**PROBLEM DETAILS**. Report only the number of lines in the records that contain the word "mogą".

**RECORD LIST**.

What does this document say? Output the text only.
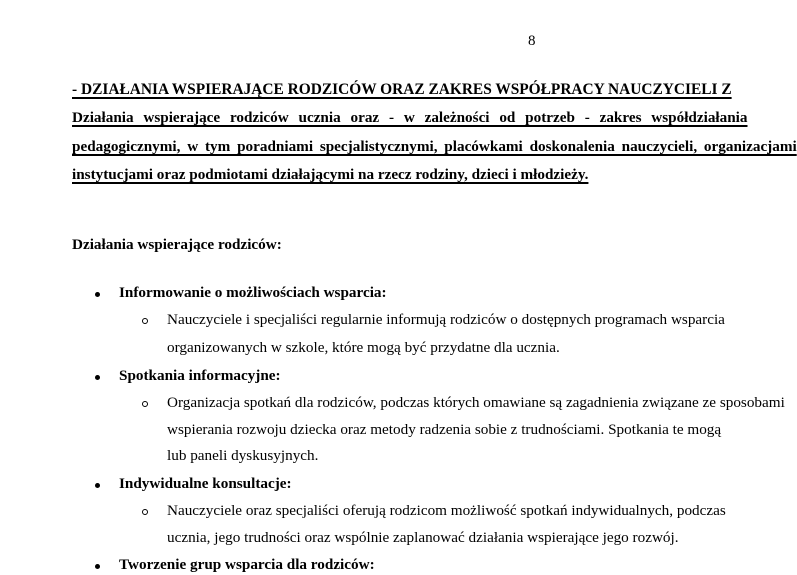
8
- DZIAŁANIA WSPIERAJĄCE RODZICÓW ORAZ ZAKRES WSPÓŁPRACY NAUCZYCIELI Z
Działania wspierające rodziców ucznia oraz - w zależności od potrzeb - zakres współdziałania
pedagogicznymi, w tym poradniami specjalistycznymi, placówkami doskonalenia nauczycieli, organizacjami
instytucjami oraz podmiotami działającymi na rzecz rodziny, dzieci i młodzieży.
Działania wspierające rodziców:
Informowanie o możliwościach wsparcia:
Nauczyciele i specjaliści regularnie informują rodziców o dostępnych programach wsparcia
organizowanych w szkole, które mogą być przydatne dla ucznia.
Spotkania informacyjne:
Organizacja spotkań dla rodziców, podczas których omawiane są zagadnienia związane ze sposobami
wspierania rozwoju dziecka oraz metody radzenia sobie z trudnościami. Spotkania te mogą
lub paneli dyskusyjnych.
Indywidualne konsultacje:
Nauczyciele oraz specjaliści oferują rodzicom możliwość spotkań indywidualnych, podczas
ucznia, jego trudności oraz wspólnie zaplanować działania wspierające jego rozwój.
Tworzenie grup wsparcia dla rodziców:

**WORKED SOLUTION**. 2